Scan the listing below. Report each line that includes "frac".
+++ Provided entries
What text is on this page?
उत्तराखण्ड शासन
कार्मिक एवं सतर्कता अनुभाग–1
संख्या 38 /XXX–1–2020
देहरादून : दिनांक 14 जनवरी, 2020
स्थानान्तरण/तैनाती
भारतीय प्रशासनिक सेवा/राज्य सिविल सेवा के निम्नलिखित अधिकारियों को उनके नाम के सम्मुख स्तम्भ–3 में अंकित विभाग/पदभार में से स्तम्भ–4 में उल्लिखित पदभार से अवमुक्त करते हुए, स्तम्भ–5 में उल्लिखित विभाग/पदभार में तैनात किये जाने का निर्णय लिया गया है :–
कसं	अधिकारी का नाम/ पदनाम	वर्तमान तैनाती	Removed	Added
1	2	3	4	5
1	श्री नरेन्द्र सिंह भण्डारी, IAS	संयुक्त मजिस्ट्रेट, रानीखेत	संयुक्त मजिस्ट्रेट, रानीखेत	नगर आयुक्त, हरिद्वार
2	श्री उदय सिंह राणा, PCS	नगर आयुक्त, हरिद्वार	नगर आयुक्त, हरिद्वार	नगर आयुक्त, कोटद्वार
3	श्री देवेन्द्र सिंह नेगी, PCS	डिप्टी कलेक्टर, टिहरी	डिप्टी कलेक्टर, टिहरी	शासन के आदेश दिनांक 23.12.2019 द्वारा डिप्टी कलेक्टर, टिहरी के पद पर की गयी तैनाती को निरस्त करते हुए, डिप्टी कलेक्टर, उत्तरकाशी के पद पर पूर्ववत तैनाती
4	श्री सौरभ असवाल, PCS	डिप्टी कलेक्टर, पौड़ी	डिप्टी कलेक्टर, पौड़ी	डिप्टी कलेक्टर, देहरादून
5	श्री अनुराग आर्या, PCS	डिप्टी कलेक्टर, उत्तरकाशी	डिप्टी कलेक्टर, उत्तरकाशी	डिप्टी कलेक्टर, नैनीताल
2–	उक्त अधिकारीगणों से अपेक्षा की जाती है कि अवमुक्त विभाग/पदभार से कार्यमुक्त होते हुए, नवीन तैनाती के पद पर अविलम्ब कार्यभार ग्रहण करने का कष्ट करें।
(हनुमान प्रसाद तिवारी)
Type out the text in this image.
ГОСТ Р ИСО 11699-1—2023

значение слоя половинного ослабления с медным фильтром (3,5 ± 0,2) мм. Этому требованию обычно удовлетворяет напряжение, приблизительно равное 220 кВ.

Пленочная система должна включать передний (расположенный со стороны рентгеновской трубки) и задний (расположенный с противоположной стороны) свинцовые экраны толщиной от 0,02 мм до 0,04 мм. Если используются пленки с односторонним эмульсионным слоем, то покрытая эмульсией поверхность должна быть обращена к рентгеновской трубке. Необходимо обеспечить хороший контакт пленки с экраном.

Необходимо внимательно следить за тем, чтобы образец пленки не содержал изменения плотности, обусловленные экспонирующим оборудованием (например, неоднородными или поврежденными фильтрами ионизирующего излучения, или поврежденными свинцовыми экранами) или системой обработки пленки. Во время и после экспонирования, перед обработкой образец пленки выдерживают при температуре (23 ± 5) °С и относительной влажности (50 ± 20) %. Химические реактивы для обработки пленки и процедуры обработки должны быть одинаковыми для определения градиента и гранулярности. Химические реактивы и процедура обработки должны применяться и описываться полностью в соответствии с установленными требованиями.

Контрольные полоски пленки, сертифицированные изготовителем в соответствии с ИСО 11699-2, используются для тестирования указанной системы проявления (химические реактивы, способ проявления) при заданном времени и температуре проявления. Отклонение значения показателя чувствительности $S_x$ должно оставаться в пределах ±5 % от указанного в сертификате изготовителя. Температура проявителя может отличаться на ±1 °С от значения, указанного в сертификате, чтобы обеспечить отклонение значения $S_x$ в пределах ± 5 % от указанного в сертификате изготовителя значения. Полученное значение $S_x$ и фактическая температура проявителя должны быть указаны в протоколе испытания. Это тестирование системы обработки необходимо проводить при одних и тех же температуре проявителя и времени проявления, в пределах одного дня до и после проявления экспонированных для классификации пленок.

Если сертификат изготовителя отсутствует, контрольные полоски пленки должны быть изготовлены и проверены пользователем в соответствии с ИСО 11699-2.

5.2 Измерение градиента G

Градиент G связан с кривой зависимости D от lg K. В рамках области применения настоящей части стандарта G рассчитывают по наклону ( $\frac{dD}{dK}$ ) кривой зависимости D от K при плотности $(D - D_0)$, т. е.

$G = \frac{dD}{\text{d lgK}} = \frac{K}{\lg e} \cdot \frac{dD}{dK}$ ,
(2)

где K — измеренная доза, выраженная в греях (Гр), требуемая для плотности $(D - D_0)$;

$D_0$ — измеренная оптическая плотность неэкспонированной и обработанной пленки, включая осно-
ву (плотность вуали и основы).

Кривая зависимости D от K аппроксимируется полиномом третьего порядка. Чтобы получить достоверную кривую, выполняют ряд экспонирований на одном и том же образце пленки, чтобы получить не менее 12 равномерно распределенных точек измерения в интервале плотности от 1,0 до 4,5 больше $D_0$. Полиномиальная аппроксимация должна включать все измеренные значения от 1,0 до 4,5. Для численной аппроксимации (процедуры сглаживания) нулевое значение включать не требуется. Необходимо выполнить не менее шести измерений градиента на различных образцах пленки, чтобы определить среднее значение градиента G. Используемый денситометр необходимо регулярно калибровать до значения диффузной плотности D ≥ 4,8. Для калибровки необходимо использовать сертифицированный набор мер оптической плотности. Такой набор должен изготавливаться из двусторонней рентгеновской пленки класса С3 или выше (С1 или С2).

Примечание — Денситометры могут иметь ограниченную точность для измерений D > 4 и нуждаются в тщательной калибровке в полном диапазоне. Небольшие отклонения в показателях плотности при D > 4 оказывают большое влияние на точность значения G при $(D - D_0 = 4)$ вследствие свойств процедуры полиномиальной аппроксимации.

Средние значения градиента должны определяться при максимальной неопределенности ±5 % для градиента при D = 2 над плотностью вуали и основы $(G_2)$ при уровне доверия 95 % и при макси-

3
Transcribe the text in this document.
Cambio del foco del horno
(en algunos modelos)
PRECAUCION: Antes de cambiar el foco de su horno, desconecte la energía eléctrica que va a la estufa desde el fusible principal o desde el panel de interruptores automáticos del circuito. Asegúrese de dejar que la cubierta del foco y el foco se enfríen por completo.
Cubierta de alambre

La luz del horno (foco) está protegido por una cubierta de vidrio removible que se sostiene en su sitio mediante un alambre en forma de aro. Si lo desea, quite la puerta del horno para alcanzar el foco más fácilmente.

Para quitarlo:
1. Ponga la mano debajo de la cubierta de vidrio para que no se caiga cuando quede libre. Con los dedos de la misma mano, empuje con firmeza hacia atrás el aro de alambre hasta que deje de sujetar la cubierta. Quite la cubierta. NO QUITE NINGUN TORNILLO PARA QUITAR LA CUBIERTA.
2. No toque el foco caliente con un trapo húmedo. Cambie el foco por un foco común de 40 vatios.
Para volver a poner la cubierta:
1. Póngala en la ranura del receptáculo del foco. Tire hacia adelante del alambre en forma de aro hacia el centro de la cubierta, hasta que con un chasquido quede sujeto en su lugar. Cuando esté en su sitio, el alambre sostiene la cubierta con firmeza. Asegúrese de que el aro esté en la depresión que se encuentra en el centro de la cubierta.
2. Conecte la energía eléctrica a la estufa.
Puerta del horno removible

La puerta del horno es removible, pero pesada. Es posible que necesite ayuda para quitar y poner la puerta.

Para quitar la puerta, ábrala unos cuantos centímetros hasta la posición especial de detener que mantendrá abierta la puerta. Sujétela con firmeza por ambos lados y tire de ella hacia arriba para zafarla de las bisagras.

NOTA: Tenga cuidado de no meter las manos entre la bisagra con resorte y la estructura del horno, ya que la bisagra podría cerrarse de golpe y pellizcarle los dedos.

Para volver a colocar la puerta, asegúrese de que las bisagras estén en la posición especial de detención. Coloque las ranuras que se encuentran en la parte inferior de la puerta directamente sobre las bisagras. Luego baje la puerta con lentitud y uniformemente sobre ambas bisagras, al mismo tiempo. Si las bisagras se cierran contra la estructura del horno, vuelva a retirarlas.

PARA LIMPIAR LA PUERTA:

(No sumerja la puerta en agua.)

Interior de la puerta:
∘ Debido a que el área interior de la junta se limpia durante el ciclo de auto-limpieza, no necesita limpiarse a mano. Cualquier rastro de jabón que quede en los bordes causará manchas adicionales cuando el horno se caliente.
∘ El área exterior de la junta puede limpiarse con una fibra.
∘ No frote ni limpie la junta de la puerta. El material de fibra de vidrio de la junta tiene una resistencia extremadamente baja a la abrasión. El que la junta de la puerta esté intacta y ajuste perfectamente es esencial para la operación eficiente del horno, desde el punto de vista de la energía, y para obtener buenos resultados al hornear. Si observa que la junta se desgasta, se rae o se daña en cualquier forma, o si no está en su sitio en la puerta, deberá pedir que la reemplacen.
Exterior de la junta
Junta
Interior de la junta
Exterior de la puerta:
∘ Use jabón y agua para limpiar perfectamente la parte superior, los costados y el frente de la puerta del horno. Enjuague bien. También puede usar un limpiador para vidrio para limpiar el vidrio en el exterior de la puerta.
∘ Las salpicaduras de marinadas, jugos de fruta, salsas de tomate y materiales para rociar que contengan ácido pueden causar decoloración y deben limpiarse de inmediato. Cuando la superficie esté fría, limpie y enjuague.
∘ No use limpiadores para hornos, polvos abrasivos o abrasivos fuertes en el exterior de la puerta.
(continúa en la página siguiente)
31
++++++
◆ **Complete response**:
Градиент G связан с кривой зависимости D от lg K. В рамках области применения настоящей части стандарта G рассчитывают по наклону ( $\frac{dD}{dK}$ ) кривой зависимости D от K при плотности $(D - D_0)$, т. е.
$G = \frac{dD}{\text{d lgK}} = \frac{K}{\lg e} \cdot \frac{dD}{dK}$ ,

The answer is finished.